Set problem – Of all the lines in the material, how many contain the word "Teacher"? State the number alone.

(Stored items)
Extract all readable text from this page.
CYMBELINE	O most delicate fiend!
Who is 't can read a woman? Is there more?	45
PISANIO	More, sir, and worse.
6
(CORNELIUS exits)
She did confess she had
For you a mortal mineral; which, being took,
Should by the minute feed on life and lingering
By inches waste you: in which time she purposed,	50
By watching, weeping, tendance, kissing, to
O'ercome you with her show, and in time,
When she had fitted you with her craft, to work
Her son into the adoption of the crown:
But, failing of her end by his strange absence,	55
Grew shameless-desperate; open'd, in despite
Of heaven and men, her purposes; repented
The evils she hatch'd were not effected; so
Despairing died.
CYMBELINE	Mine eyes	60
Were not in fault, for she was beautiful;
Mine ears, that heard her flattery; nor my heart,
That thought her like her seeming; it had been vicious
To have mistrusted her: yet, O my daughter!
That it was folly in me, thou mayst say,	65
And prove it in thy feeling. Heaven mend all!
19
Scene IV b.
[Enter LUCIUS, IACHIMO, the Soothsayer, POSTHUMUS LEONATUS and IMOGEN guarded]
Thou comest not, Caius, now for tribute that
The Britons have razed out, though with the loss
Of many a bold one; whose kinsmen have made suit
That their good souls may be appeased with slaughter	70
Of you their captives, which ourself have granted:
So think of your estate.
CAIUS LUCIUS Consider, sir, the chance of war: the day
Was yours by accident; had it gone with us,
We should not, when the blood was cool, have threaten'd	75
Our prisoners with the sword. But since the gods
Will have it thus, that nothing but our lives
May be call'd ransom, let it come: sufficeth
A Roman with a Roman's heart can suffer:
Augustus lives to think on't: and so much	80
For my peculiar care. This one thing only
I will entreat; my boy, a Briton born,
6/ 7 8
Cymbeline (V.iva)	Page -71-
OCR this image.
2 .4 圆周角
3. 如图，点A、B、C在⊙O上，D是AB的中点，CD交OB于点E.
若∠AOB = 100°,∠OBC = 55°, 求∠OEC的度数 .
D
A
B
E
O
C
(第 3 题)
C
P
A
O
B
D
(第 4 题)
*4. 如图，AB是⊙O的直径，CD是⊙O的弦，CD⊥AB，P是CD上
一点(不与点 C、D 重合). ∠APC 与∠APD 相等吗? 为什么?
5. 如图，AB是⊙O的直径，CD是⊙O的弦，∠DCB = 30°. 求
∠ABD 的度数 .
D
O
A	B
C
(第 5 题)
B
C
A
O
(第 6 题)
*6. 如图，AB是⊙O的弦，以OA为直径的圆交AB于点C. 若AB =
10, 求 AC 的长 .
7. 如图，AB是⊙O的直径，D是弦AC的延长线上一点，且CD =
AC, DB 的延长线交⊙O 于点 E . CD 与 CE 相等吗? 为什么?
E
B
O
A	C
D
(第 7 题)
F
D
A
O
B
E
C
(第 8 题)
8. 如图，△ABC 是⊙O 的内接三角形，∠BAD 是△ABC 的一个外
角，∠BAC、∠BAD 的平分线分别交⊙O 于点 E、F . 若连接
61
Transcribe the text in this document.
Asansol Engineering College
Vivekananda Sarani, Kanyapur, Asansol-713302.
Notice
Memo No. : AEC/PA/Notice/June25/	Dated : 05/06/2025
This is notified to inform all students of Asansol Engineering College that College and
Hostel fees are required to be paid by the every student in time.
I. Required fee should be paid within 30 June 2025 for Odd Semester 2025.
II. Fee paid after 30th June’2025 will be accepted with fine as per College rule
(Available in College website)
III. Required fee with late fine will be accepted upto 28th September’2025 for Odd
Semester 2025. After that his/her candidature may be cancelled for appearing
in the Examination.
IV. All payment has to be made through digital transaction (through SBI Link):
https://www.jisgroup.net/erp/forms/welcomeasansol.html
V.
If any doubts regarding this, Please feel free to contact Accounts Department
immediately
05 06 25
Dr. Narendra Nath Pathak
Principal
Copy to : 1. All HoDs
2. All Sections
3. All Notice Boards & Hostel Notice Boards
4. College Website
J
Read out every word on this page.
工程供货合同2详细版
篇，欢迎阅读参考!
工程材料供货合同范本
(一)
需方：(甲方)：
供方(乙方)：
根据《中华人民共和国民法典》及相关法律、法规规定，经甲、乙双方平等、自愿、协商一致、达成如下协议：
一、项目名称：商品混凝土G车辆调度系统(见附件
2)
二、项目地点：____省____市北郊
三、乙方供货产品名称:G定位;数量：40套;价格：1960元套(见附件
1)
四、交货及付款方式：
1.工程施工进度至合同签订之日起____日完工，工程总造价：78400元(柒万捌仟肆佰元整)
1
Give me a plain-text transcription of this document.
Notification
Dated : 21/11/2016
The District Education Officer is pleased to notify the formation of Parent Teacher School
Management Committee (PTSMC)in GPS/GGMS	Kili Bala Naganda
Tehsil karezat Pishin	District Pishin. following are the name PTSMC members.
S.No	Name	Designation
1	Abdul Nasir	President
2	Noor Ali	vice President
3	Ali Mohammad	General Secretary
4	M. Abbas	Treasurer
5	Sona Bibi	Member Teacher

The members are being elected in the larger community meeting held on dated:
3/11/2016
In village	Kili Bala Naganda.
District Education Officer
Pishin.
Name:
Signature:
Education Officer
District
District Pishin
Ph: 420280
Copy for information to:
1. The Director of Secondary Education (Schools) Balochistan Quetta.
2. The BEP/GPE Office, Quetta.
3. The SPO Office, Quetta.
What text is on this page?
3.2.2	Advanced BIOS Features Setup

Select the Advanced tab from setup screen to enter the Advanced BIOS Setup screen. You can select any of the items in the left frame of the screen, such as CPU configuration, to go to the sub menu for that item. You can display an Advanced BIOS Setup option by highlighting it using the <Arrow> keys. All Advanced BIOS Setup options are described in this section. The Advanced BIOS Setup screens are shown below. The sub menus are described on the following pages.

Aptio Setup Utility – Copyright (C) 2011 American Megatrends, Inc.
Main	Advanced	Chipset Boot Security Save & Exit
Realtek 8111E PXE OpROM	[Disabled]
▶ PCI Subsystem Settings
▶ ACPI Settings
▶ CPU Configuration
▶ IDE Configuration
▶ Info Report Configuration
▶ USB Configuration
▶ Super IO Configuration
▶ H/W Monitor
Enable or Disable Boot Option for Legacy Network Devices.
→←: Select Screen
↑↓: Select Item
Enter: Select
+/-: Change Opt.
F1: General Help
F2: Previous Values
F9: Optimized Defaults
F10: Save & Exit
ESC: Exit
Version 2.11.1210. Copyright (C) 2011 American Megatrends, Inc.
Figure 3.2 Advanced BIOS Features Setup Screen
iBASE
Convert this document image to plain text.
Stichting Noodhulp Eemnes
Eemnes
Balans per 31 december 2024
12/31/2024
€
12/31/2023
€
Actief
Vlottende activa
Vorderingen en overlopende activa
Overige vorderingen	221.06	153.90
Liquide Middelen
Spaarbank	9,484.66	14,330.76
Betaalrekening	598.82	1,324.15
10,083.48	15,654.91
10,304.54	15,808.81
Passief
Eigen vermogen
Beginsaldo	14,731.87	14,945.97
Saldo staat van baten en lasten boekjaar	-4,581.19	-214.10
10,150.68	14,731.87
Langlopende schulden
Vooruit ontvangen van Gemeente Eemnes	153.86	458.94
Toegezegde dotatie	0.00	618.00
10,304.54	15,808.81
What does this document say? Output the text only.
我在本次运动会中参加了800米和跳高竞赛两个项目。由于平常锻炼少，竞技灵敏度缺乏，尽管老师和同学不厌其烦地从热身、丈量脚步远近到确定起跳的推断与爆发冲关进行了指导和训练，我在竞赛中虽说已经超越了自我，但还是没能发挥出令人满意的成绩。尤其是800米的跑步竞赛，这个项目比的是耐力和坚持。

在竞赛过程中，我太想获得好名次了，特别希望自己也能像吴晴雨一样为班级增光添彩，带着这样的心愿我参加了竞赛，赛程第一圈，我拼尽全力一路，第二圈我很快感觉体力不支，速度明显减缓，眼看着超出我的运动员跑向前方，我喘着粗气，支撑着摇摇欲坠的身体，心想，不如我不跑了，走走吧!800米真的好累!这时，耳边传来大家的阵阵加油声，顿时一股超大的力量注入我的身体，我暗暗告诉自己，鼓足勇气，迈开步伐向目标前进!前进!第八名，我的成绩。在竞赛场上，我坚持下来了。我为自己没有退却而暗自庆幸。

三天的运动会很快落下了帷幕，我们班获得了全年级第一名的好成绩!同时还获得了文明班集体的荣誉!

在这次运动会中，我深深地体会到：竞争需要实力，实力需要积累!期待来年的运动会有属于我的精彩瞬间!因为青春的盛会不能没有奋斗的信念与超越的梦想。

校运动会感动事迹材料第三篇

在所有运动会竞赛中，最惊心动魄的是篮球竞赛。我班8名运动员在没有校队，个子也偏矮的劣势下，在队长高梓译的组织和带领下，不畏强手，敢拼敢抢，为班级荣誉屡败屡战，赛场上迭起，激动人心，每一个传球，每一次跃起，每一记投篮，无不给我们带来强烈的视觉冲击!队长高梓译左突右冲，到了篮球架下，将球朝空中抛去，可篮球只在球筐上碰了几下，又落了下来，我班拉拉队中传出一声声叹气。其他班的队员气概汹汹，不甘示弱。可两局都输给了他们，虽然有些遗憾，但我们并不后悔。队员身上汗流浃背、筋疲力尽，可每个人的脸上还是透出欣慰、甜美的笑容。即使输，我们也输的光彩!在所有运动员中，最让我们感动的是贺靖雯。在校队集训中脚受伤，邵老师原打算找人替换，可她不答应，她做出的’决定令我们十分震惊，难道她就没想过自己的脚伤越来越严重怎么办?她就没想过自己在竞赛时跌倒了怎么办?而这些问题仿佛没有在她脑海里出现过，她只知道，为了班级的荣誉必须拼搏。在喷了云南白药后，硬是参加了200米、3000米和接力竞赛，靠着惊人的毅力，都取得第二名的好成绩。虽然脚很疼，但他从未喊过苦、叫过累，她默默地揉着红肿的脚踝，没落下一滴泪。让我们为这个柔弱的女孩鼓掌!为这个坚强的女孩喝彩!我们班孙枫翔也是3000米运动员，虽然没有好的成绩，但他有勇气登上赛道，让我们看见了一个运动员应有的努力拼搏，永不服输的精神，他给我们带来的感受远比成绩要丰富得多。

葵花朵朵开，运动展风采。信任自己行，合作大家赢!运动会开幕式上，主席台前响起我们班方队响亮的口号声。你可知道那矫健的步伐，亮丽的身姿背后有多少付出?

Exercise output – 2